[start]

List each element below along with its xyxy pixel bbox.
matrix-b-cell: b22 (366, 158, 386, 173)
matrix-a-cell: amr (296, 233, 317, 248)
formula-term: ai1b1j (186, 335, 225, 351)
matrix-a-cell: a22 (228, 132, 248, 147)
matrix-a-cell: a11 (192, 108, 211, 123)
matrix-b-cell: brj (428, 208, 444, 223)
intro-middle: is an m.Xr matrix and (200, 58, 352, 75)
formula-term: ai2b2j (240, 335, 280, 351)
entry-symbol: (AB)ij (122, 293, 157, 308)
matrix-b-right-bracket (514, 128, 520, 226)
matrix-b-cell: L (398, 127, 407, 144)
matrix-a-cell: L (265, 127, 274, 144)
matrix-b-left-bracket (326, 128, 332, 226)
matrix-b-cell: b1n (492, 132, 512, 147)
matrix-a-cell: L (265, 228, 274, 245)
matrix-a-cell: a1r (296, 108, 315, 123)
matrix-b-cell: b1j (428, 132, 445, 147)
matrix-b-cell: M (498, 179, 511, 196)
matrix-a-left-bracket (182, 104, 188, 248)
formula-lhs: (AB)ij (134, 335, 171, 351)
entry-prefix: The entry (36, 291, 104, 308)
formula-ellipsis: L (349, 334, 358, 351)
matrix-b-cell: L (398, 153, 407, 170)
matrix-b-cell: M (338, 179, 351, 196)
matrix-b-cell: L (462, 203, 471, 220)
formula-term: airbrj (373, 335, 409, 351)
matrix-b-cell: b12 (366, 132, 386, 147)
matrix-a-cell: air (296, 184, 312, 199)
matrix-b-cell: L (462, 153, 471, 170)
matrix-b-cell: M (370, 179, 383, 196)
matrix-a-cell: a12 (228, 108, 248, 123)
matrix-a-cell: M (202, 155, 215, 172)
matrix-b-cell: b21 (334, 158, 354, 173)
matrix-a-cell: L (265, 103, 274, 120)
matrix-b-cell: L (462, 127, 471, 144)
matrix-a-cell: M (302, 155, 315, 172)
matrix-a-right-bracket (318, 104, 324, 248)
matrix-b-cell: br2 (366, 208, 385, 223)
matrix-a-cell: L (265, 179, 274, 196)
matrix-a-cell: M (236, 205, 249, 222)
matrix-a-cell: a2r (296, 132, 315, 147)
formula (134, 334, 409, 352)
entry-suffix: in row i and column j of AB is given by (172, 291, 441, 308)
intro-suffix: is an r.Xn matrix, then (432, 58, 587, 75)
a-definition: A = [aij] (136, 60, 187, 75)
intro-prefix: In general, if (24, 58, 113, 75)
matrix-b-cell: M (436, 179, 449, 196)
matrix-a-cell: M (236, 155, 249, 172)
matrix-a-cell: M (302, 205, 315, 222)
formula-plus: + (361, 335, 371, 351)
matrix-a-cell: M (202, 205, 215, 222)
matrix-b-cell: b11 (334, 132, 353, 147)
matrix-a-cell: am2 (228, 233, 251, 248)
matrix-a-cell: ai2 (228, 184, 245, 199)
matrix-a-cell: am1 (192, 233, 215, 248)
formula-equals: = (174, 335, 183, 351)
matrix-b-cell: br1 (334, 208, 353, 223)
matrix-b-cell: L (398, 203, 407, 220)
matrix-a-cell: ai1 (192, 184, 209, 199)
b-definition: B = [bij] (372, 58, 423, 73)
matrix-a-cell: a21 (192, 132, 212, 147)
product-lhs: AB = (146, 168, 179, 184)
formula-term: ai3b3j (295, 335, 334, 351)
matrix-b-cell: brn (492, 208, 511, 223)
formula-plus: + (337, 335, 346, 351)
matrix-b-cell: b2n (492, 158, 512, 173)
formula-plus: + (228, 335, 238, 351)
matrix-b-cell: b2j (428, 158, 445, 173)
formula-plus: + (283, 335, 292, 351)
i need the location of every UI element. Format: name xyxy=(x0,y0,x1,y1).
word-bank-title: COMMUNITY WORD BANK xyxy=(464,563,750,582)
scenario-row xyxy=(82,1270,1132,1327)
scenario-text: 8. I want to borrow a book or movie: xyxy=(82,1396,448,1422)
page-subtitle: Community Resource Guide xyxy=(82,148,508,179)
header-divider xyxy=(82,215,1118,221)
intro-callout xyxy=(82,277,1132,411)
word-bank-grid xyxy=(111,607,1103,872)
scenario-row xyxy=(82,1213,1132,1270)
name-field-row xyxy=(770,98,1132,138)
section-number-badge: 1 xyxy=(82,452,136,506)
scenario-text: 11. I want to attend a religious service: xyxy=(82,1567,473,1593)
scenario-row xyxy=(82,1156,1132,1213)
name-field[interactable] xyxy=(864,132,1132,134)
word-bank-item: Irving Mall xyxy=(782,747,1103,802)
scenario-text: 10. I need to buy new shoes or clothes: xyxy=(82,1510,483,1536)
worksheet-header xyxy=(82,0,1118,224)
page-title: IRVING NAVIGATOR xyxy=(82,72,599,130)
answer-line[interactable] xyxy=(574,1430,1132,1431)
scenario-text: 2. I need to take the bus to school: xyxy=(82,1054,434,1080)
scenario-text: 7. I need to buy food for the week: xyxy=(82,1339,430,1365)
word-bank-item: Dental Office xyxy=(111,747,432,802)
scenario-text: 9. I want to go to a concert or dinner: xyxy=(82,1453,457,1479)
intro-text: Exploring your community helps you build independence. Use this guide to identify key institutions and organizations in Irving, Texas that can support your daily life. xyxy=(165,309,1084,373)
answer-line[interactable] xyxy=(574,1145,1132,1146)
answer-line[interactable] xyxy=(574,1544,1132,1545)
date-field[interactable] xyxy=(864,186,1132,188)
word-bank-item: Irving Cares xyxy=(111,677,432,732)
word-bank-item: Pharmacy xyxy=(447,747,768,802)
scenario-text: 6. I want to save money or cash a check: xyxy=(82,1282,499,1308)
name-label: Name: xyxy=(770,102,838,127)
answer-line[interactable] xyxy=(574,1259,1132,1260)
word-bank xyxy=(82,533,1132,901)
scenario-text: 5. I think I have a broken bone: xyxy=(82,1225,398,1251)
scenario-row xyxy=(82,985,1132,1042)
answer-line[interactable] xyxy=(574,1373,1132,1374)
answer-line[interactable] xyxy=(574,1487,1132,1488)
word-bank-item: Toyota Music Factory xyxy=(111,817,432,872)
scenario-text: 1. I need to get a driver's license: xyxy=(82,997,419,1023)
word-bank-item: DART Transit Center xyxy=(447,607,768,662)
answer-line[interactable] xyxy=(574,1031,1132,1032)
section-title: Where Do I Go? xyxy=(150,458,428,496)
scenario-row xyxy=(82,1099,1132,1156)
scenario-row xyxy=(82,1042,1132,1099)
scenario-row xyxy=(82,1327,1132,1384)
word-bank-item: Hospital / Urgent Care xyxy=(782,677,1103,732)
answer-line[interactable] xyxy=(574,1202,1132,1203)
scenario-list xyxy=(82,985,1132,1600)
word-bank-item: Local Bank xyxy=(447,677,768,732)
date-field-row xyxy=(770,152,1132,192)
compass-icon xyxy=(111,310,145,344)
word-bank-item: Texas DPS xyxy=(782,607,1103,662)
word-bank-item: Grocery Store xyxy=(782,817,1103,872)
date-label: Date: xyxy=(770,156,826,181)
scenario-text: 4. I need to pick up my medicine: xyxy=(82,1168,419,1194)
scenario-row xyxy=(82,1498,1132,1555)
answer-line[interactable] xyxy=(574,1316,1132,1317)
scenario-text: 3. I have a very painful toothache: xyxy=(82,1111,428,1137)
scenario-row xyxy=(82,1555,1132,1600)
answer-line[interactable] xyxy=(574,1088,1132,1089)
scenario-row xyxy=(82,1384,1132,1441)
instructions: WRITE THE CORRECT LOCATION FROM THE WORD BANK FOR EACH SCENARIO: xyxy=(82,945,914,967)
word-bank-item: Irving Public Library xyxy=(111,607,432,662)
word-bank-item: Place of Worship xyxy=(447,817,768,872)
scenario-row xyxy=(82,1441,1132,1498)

[end]

## Exercise instructions:
Extract every line in the records that contains the string "formula", copying each line in full.

## Answer in full:
formula-term: ai1b1j (186, 335, 225, 351)
formula-term: ai2b2j (240, 335, 280, 351)
formula-lhs: (AB)ij (134, 335, 171, 351)
formula-ellipsis: L (349, 334, 358, 351)
formula-term: airbrj (373, 335, 409, 351)
formula (134, 334, 409, 352)
formula-plus: + (361, 335, 371, 351)
formula-equals: = (174, 335, 183, 351)
formula-term: ai3b3j (295, 335, 334, 351)
formula-plus: + (337, 335, 346, 351)
formula-plus: + (228, 335, 238, 351)
formula-plus: + (283, 335, 292, 351)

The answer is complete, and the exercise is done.